— Document extract —
● ● ● ● ●

Tanimoto similarity and distance.

Returns:: Tanimoto distance.

property tanimoto_i

Tanimoto-I

\(\frac{a}{2a+b+c}\)

Returns:: Tanimoto-I.

property tanimoto_ii

Tanimoto-II

\(\frac{a}{b + c}\)

Returns:: Tanimoto-II.

property tarantula

Tarantula

\(\frac{a(c+d)}{c(a+b)}\)

Returns:: Tarantula.

property tarwid

Tarwind

\(\frac{na - (a+b)(a+c)}{na + (a+b)(a+c)}\)

Returns:: Tarwind.

property tetrachoric

Tetrachoric correlation ranges from \([-1, 1]\), where 0 indicates no agreement, 1 indicates perfect agreement and -1 indicates perfect disagreement.

if \(b=0\) or \(c=0\), 1.0
if \(a=0\) or \(b=0\), -1.0
else, \(\frac{y-1}{y+1}, y={\left(\frac{da}{bc}\right)}^{\frac{\pi}{4}}\)

References

Returns:: Tetrachoric correlation.

property tschuprow_t

Tschuprow’s T.

Returns:: Tschuprow’s T.

tversky_index(theta=1, phi=0)

Compute’s Tversky’s Index.

\(\frac{a}{a+\theta b+\phi c}\)

\(\theta\) and \(\phi\) are typically between \([0,1]\) and \(\theta + \phi = 1\).

Parameters:

theta – Weight \([0,1]\) of how important match on row variable is. Default 1.
phi – Weight \([0,1]\) of how important match on column variable is. Default 0.

Returns:

Tversky’s Index.

property vari

Vari

\(\frac{b+c}{4a+4b+4c+4d}\)

Returns:: Vari (distance).

property yule_q

Yule’s Q

\(\frac{ad-bc}{ad+bc}\)

Also, Yule’s Q is based off of the odds ratio or cross-product ratio, \(\alpha\).

\(Q = \frac{\alpha - 1}{\alpha + 1}\)

Yule’s Q is the same as Goodman-Kruskal’s \(\lambda\) for 2 x 2 contingency tables and is also a measure of proportional reduction in error (PRE).

Returns:: Yule’s Q.

property yule_q_difference

Yule’s q

\(\frac{2bc}{ad+bc}\)

Returns:: Yule’s q (distance).

property yule_w

Yule’s w

\(\frac{\sqrt{ad}-\sqrt{bc}}{\sqrt{ad}+\sqrt{bc}}\)

Returns:: Yule’s w.

property yule_y

Yule’s Y is based off of the odds ratio or cross-product ratio, \(\alpha\).

\(Y = \frac{\sqrt\alpha - 1}{\sqrt\alpha + 1}\)

Returns:: Yule’s Y.

● ● ● ● ●

— Work to do —
(A) Check each statement against the similarity-measure reference and answer yes or no, quoting the words that settle it: (i) the phi weight in Tversky's index defaults to 0; (ii) Yule's q is returned as a similarity rather than a distance; (iii) Yule's Q equals Goodman-Kruskal's lambda for 2 x 2 contingency tables.
(B) Extend the similarity-measure reference, beginning after its last line.

● ● ● ● ●

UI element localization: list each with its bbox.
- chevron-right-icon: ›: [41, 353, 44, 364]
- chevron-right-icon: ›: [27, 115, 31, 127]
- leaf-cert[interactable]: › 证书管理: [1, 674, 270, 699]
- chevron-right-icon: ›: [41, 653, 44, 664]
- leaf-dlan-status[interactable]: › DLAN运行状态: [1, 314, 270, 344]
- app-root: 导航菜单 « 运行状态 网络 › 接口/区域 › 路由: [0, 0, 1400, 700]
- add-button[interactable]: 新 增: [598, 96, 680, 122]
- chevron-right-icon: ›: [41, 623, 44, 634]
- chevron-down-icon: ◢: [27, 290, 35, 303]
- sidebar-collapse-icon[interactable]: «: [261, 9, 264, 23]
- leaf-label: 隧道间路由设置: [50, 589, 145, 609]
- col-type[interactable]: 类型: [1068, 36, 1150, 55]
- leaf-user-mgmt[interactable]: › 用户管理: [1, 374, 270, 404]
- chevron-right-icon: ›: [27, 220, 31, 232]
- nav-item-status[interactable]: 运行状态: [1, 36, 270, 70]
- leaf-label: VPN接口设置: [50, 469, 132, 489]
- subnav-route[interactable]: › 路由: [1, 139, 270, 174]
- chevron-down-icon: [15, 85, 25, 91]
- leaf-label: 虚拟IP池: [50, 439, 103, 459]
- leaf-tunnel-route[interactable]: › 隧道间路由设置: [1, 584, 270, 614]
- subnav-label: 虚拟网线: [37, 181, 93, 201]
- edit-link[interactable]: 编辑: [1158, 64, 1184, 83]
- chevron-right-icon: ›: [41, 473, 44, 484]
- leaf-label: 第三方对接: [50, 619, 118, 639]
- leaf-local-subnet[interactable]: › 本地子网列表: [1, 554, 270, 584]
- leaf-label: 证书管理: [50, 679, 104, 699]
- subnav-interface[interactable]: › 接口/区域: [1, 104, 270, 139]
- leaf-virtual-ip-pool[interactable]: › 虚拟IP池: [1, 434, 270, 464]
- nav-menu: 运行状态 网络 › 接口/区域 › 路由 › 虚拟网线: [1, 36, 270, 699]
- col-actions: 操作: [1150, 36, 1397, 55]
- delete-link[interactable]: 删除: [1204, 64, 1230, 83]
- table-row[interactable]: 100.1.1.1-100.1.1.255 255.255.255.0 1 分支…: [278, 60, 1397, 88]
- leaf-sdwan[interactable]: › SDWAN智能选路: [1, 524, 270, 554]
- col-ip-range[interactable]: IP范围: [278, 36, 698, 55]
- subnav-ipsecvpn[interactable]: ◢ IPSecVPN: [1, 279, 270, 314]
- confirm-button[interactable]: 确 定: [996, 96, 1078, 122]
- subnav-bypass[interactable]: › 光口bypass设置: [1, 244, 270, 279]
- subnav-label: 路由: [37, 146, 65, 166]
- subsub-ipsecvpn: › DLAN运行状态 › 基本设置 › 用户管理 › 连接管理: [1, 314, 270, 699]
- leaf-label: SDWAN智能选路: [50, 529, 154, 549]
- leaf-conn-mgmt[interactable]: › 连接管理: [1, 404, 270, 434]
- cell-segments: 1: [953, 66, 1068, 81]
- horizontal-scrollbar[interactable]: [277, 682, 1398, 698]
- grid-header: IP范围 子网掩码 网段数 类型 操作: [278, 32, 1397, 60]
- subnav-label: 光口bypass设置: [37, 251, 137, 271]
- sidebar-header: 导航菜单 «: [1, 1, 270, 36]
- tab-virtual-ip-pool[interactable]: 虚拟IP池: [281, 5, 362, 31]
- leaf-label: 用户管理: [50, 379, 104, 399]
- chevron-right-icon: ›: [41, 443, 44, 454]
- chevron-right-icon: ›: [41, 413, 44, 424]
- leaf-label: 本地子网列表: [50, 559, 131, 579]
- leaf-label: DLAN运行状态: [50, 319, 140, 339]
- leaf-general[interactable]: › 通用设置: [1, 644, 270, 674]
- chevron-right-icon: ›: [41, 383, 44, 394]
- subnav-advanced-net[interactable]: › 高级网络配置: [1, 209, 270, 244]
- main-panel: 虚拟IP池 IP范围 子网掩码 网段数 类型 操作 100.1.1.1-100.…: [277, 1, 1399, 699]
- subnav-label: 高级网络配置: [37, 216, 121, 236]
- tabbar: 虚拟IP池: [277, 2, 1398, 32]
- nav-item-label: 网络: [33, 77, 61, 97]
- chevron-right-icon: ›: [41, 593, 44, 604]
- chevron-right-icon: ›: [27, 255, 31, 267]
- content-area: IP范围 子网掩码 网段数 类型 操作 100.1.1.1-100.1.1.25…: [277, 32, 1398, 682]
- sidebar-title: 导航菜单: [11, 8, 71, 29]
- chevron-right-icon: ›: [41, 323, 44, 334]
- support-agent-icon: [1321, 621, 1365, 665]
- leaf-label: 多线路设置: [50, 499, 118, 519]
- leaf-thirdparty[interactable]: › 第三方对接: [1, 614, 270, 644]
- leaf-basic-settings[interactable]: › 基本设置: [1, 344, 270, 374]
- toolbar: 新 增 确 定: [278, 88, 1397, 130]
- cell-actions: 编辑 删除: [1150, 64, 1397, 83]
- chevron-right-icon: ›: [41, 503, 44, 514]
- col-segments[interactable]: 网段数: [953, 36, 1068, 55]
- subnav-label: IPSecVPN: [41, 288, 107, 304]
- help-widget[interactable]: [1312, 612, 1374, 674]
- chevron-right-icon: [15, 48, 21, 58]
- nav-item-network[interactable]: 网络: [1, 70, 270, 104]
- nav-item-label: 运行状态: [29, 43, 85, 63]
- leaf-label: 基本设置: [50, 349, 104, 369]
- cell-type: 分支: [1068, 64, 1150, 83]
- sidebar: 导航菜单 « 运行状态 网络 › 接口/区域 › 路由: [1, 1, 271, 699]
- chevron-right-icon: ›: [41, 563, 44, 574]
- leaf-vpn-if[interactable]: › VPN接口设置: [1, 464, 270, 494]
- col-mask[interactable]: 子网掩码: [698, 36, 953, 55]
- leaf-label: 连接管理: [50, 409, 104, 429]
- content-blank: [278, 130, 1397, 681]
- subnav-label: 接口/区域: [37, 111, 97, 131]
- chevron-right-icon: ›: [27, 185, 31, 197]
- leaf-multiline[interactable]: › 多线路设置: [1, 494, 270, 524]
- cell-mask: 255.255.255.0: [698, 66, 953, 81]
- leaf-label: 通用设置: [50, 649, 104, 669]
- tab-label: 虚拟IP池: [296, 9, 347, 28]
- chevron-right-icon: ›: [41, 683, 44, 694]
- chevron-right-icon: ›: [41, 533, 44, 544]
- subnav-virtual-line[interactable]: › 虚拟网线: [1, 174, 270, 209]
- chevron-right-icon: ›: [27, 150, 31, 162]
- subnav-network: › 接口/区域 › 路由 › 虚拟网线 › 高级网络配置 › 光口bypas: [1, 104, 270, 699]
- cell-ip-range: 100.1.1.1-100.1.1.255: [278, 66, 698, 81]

● ● ● ● ●

— Outputs by task —
(A)
(i) Yes: "of how important match on column variable is. Default 0."
(ii) No: "Returns:: Yule’s q (distance)."
(iii) Yes: "Yule’s Q is the same as Goodman-Kruskal’s \(\lambda\) for 2 x 2 contingency tables"

(B)
class pypair.contingency.BinaryStats(table: Sequence[Sequence[int]])

Bases: CategoricalMixin, BinaryMixin, ContingencyTable

Computes binary stats.

__init__(table: Sequence[Sequence[int]]) → None

ctor.

Parameters:: table – Contingency table.

class pypair.contingency.BinaryTable(a: ndarray[tuple[Any, ...], dtype[Any]] | SupportsToNumpy | Sequence[Any] | Iterable[Any], b: ndarray[tuple[Any, ...], dtype[Any]] | SupportsToNumpy | Sequence[Any] | Iterable[Any], a_0: object = 0, a_1: object = 1, b_0: object = 0, b_1: object = 1, pseudocount: bool = True)

Bases: CategoricalMixin, BinaryMixin, ContingencyTable

Represents a contingency table for binary variables.

__init__(a: ndarray[tuple[Any, ...], dtype[Any]] | SupportsToNumpy | Sequence[Any] | Iterable[Any], b: ndarray[tuple[Any, ...], dtype[Any]] | SupportsToNumpy | Sequence[Any] | Iterable[Any], a_0: object = 0, a_1: object = 1, b_0: object = 0, b_1: object = 1, pseudocount: bool = True) → None

ctor.

Parameters:

a – Iterable list.
b – Iterable list.
a_0 – The zero value for a. Defaults to 0.
a_1 – The one value for a. Defaults to 1.
b_0 – The zero value for b. Defaults to 0.
b_1 – The zero value for b. Defaults to 1.

class pypair.contingency.CategoricalMixin

Bases: object

Categorical computations based off a contingency table.

property adjusted_rand_index

The Adjusted Rand Index (ARI) should yield a value between [0, 1], however, negative values can also arise when the index is less than the expected value. This function uses binom() from scipy.special, and when n >= 300, the results are too large and may cause overflow.

TODO: use a different way to compute binomial coefficient

References

Returns:: Adjusted Rand Index.

property chisq

The chi-square statistic \(\chi^2\), is defined as follows.

\(\sum_i \sum_j \frac{(O_{ij} - E_{ij})^2}{E_{ij}}\)

In a contingency table, \(O_ij\) is the observed cell count corresponding to the \(i\) row and \(j\) column. \(E_ij\) is the expected cell count corresponding to the \(i\) row and \(j\) column.

\(E_i = \frac{N_{i*} N_{*j}}{N}\)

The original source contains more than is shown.